## Objective
Repeat the records below exactly, leaving out every picture.

## Provided material
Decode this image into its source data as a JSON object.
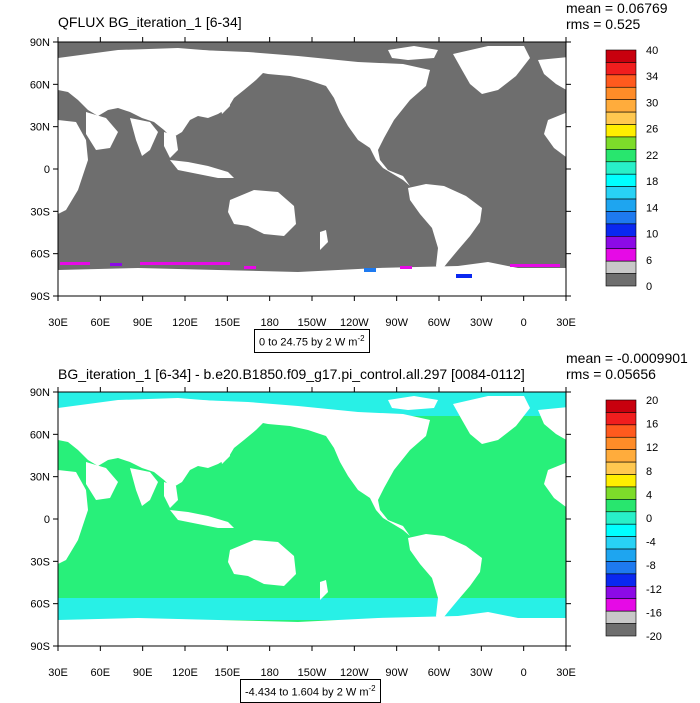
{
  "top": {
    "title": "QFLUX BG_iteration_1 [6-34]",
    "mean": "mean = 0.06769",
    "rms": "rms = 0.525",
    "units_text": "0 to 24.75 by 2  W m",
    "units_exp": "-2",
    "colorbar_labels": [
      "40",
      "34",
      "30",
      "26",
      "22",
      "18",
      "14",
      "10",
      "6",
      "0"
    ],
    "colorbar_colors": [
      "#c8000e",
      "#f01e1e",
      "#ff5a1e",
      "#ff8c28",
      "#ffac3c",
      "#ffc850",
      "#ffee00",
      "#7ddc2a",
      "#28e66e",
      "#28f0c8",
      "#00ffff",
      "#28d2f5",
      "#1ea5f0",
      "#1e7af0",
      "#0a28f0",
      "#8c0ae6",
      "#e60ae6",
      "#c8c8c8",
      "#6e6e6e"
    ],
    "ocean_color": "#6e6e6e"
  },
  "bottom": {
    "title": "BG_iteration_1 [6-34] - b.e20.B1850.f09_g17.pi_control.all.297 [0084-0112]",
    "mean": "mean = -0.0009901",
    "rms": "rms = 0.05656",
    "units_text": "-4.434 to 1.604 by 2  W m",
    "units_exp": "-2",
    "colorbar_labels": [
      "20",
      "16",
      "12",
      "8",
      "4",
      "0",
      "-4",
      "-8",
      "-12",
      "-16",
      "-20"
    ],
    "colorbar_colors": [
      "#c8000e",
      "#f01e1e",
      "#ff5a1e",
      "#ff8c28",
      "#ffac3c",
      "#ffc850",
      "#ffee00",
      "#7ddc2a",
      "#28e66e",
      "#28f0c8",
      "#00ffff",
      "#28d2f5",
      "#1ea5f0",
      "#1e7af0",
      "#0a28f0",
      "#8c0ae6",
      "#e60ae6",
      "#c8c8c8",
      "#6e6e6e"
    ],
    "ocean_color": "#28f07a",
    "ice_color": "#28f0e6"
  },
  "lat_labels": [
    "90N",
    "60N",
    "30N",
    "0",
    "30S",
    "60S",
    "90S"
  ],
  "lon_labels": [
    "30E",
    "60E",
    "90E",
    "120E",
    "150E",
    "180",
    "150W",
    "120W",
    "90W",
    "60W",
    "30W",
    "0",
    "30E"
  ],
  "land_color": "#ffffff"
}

## Solution below
Decode this image into its source data as a JSON object.
{
  "top": {
    "title": "QFLUX BG_iteration_1 [6-34]",
    "mean": "mean = 0.06769",
    "rms": "rms = 0.525",
    "units_text": "0 to 24.75 by 2  W m",
    "units_exp": "-2",
    "colorbar_labels": [
      "40",
      "34",
      "30",
      "26",
      "22",
      "18",
      "14",
      "10",
      "6",
      "0"
    ],
    "colorbar_colors": [
      "#c8000e",
      "#f01e1e",
      "#ff5a1e",
      "#ff8c28",
      "#ffac3c",
      "#ffc850",
      "#ffee00",
      "#7ddc2a",
      "#28e66e",
      "#28f0c8",
      "#00ffff",
      "#28d2f5",
      "#1ea5f0",
      "#1e7af0",
      "#0a28f0",
      "#8c0ae6",
      "#e60ae6",
      "#c8c8c8",
      "#6e6e6e"
    ],
    "ocean_color": "#6e6e6e"
  },
  "bottom": {
    "title": "BG_iteration_1 [6-34] - b.e20.B1850.f09_g17.pi_control.all.297 [0084-0112]",
    "mean": "mean = -0.0009901",
    "rms": "rms = 0.05656",
    "units_text": "-4.434 to 1.604 by 2  W m",
    "units_exp": "-2",
    "colorbar_labels": [
      "20",
      "16",
      "12",
      "8",
      "4",
      "0",
      "-4",
      "-8",
      "-12",
      "-16",
      "-20"
    ],
    "colorbar_colors": [
      "#c8000e",
      "#f01e1e",
      "#ff5a1e",
      "#ff8c28",
      "#ffac3c",
      "#ffc850",
      "#ffee00",
      "#7ddc2a",
      "#28e66e",
      "#28f0c8",
      "#00ffff",
      "#28d2f5",
      "#1ea5f0",
      "#1e7af0",
      "#0a28f0",
      "#8c0ae6",
      "#e60ae6",
      "#c8c8c8",
      "#6e6e6e"
    ],
    "ocean_color": "#28f07a",
    "ice_color": "#28f0e6"
  },
  "lat_labels": [
    "90N",
    "60N",
    "30N",
    "0",
    "30S",
    "60S",
    "90S"
  ],
  "lon_labels": [
    "30E",
    "60E",
    "90E",
    "120E",
    "150E",
    "180",
    "150W",
    "120W",
    "90W",
    "60W",
    "30W",
    "0",
    "30E"
  ],
  "land_color": "#ffffff"
}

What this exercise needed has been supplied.